### GIVEN INSTRUCTION
Find the lines below that contain the string "this". Copy each one.

— BEGIN —

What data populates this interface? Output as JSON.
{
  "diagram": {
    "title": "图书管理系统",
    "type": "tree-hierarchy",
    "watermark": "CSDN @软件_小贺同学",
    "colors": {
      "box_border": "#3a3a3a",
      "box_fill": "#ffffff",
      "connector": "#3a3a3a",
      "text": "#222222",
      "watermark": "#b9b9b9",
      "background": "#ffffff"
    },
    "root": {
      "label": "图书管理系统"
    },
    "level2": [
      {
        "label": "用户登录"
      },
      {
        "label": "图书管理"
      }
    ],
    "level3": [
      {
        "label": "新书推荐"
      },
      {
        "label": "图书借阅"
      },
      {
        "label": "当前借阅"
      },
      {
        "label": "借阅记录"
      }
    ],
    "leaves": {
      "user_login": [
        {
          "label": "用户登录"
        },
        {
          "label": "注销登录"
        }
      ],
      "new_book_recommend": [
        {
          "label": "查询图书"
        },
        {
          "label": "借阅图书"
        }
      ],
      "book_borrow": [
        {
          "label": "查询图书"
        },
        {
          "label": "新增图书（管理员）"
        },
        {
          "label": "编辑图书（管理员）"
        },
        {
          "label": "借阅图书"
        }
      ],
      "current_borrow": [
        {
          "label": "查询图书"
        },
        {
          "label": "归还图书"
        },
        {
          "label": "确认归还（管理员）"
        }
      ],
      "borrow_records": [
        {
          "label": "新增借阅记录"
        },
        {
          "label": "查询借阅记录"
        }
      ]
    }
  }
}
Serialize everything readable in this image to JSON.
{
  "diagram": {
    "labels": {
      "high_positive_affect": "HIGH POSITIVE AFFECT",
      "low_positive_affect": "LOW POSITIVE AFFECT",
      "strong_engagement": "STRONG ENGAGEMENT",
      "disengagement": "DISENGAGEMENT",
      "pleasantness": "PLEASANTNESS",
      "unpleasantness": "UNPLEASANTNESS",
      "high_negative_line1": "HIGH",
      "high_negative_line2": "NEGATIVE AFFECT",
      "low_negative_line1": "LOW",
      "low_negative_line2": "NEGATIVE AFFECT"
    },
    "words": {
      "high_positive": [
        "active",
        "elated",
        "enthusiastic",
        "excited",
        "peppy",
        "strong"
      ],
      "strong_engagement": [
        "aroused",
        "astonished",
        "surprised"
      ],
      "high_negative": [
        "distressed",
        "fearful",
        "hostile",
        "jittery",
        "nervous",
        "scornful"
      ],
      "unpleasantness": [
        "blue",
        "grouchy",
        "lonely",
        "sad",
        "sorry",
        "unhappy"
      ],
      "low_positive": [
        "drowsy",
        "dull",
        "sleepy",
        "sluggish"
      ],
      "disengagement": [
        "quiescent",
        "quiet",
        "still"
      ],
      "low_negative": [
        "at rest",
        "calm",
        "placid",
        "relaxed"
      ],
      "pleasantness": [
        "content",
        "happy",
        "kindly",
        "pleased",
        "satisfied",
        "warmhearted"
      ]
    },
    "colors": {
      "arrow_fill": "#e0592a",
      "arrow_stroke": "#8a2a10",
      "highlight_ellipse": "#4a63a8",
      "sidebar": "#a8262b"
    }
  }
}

— END —

### RIGHT ANSWER
What data populates this interface? Output as JSON.
Serialize everything readable in this image to JSON.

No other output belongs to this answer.